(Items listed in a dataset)
+ + +

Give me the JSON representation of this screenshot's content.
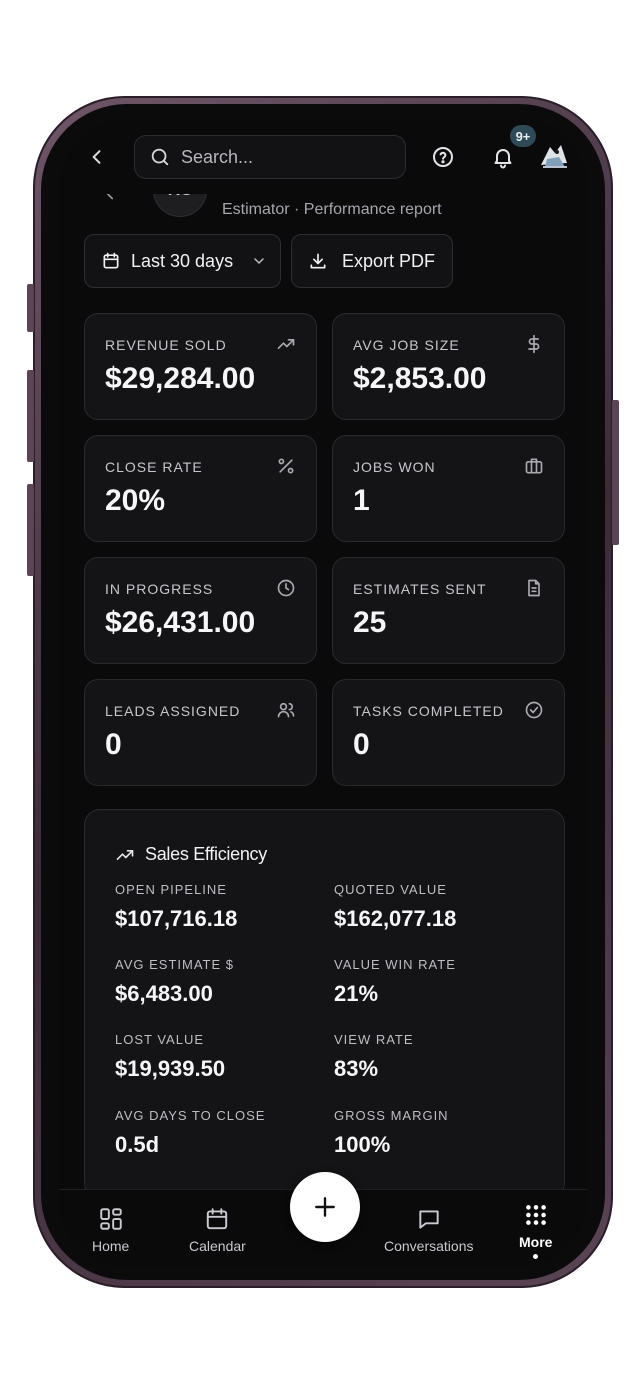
{
  "topbar": {
    "search_placeholder": "Search...",
    "notification_badge": "9+"
  },
  "header": {
    "avatar_initials": "RC",
    "subtitle": "Estimator · Performance report"
  },
  "actions": {
    "date_range_label": "Last 30 days",
    "export_label": "Export PDF"
  },
  "stats": [
    {
      "label": "REVENUE SOLD",
      "value": "$29,284.00",
      "icon": "trending-up-icon"
    },
    {
      "label": "AVG JOB SIZE",
      "value": "$2,853.00",
      "icon": "dollar-icon"
    },
    {
      "label": "CLOSE RATE",
      "value": "20%",
      "icon": "percent-icon"
    },
    {
      "label": "JOBS WON",
      "value": "1",
      "icon": "briefcase-icon"
    },
    {
      "label": "IN PROGRESS",
      "value": "$26,431.00",
      "icon": "clock-icon"
    },
    {
      "label": "ESTIMATES SENT",
      "value": "25",
      "icon": "document-icon"
    },
    {
      "label": "LEADS ASSIGNED",
      "value": "0",
      "icon": "users-icon"
    },
    {
      "label": "TASKS COMPLETED",
      "value": "0",
      "icon": "check-circle-icon"
    }
  ],
  "efficiency": {
    "title": "Sales Efficiency",
    "metrics": [
      {
        "label": "OPEN PIPELINE",
        "value": "$107,716.18"
      },
      {
        "label": "QUOTED VALUE",
        "value": "$162,077.18"
      },
      {
        "label": "AVG ESTIMATE $",
        "value": "$6,483.00"
      },
      {
        "label": "VALUE WIN RATE",
        "value": "21%"
      },
      {
        "label": "LOST VALUE",
        "value": "$19,939.50"
      },
      {
        "label": "VIEW RATE",
        "value": "83%"
      },
      {
        "label": "AVG DAYS TO CLOSE",
        "value": "0.5d"
      },
      {
        "label": "GROSS MARGIN",
        "value": "100%"
      }
    ]
  },
  "nav": {
    "home": "Home",
    "calendar": "Calendar",
    "conversations": "Conversations",
    "more": "More"
  },
  "colors": {
    "background": "#0a0a0b",
    "card": "#141416",
    "border": "#2a2a2e",
    "text": "#f2f2f4",
    "badge": "#2e4a57"
  }
}
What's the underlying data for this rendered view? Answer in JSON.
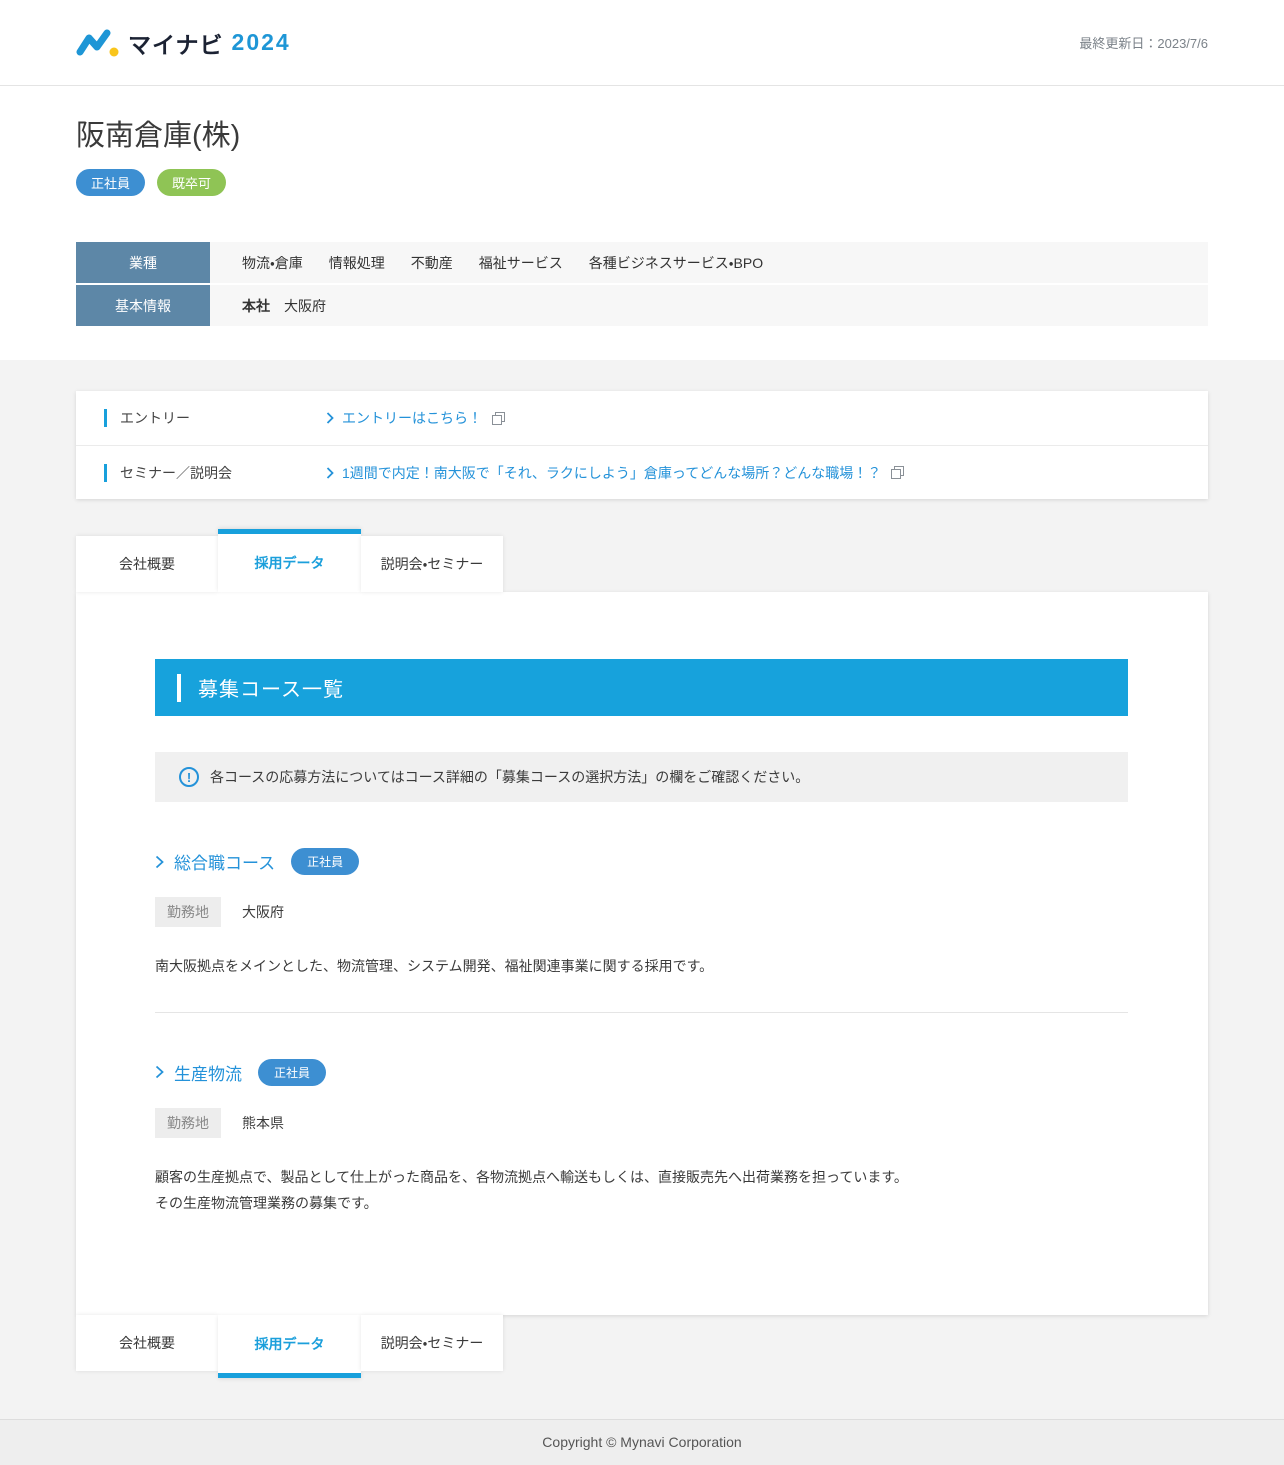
{
  "header": {
    "logo_brand": "マイナビ",
    "logo_year": "2024",
    "last_updated": "最終更新日：2023/7/6"
  },
  "company": {
    "name": "阪南倉庫(株)",
    "badges": [
      {
        "label": "正社員"
      },
      {
        "label": "既卒可"
      }
    ],
    "info_rows": [
      {
        "header": "業種",
        "items": [
          "物流・倉庫",
          "情報処理",
          "不動産",
          "福祉サービス",
          "各種ビジネスサービス・BPO"
        ]
      },
      {
        "header": "基本情報",
        "label": "本社",
        "value": "大阪府"
      }
    ]
  },
  "entry": {
    "rows": [
      {
        "label": "エントリー",
        "link": "エントリーはこちら！"
      },
      {
        "label": "セミナー／説明会",
        "link": "1週間で内定！南大阪で「それ、ラクにしよう」倉庫ってどんな場所？どんな職場！？"
      }
    ]
  },
  "tabs": [
    {
      "label": "会社概要"
    },
    {
      "label": "採用データ"
    },
    {
      "label": "説明会・セミナー"
    }
  ],
  "content": {
    "section_title": "募集コース一覧",
    "notice": "各コースの応募方法についてはコース詳細の「募集コースの選択方法」の欄をご確認ください。",
    "courses": [
      {
        "title": "総合職コース",
        "badge": "正社員",
        "location_label": "勤務地",
        "location": "大阪府",
        "lines": [
          "南大阪拠点をメインとした、物流管理、システム開発、福祉関連事業に関する採用です。"
        ]
      },
      {
        "title": "生産物流",
        "badge": "正社員",
        "location_label": "勤務地",
        "location": "熊本県",
        "lines": [
          "顧客の生産拠点で、製品として仕上がった商品を、各物流拠点へ輸送もしくは、直接販売先へ出荷業務を担っています。",
          "その生産物流管理業務の募集です。"
        ]
      }
    ]
  },
  "footer": {
    "copyright": "Copyright © Mynavi Corporation"
  },
  "colors": {
    "accent_cyan": "#18a0dc",
    "link_blue": "#2492d9",
    "table_header_blue": "#5d87a7",
    "badge_blue": "#3d8fd2",
    "badge_green": "#8fc455",
    "banner_blue": "#17a2dc",
    "logo_blue": "#1e96d6",
    "logo_dot_yellow": "#f9c51b"
  }
}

+ + +

◆ **Short task**
Skipping the pictures, transcribe each line above exactly as it appears.

◆ **Result below**
Give me the JSON representation of this screenshot's content.
{
  "topbar": {
    "search_placeholder": "Search...",
    "notification_badge": "9+"
  },
  "header": {
    "avatar_initials": "RC",
    "subtitle": "Estimator · Performance report"
  },
  "actions": {
    "date_range_label": "Last 30 days",
    "export_label": "Export PDF"
  },
  "stats": [
    {
      "label": "REVENUE SOLD",
      "value": "$29,284.00",
      "icon": "trending-up-icon"
    },
    {
      "label": "AVG JOB SIZE",
      "value": "$2,853.00",
      "icon": "dollar-icon"
    },
    {
      "label": "CLOSE RATE",
      "value": "20%",
      "icon": "percent-icon"
    },
    {
      "label": "JOBS WON",
      "value": "1",
      "icon": "briefcase-icon"
    },
    {
      "label": "IN PROGRESS",
      "value": "$26,431.00",
      "icon": "clock-icon"
    },
    {
      "label": "ESTIMATES SENT",
      "value": "25",
      "icon": "document-icon"
    },
    {
      "label": "LEADS ASSIGNED",
      "value": "0",
      "icon": "users-icon"
    },
    {
      "label": "TASKS COMPLETED",
      "value": "0",
      "icon": "check-circle-icon"
    }
  ],
  "efficiency": {
    "title": "Sales Efficiency",
    "metrics": [
      {
        "label": "OPEN PIPELINE",
        "value": "$107,716.18"
      },
      {
        "label": "QUOTED VALUE",
        "value": "$162,077.18"
      },
      {
        "label": "AVG ESTIMATE $",
        "value": "$6,483.00"
      },
      {
        "label": "VALUE WIN RATE",
        "value": "21%"
      },
      {
        "label": "LOST VALUE",
        "value": "$19,939.50"
      },
      {
        "label": "VIEW RATE",
        "value": "83%"
      },
      {
        "label": "AVG DAYS TO CLOSE",
        "value": "0.5d"
      },
      {
        "label": "GROSS MARGIN",
        "value": "100%"
      }
    ]
  },
  "nav": {
    "home": "Home",
    "calendar": "Calendar",
    "conversations": "Conversations",
    "more": "More"
  },
  "colors": {
    "background": "#0a0a0b",
    "card": "#141416",
    "border": "#2a2a2e",
    "text": "#f2f2f4",
    "badge": "#2e4a57"
  }
}
What's the underlying data for this rendered view? Answer in JSON.
{
  "header": {
    "logo_brand": "マイナビ",
    "logo_year": "2024",
    "last_updated": "最終更新日：2023/7/6"
  },
  "company": {
    "name": "阪南倉庫(株)",
    "badges": [
      {
        "label": "正社員"
      },
      {
        "label": "既卒可"
      }
    ],
    "info_rows": [
      {
        "header": "業種",
        "items": [
          "物流・倉庫",
          "情報処理",
          "不動産",
          "福祉サービス",
          "各種ビジネスサービス・BPO"
        ]
      },
      {
        "header": "基本情報",
        "label": "本社",
        "value": "大阪府"
      }
    ]
  },
  "entry": {
    "rows": [
      {
        "label": "エントリー",
        "link": "エントリーはこちら！"
      },
      {
        "label": "セミナー／説明会",
        "link": "1週間で内定！南大阪で「それ、ラクにしよう」倉庫ってどんな場所？どんな職場！？"
      }
    ]
  },
  "tabs": [
    {
      "label": "会社概要"
    },
    {
      "label": "採用データ"
    },
    {
      "label": "説明会・セミナー"
    }
  ],
  "content": {
    "section_title": "募集コース一覧",
    "notice": "各コースの応募方法についてはコース詳細の「募集コースの選択方法」の欄をご確認ください。",
    "courses": [
      {
        "title": "総合職コース",
        "badge": "正社員",
        "location_label": "勤務地",
        "location": "大阪府",
        "lines": [
          "南大阪拠点をメインとした、物流管理、システム開発、福祉関連事業に関する採用です。"
        ]
      },
      {
        "title": "生産物流",
        "badge": "正社員",
        "location_label": "勤務地",
        "location": "熊本県",
        "lines": [
          "顧客の生産拠点で、製品として仕上がった商品を、各物流拠点へ輸送もしくは、直接販売先へ出荷業務を担っています。",
          "その生産物流管理業務の募集です。"
        ]
      }
    ]
  },
  "footer": {
    "copyright": "Copyright © Mynavi Corporation"
  },
  "colors": {
    "accent_cyan": "#18a0dc",
    "link_blue": "#2492d9",
    "table_header_blue": "#5d87a7",
    "badge_blue": "#3d8fd2",
    "badge_green": "#8fc455",
    "banner_blue": "#17a2dc",
    "logo_blue": "#1e96d6",
    "logo_dot_yellow": "#f9c51b"
  }
}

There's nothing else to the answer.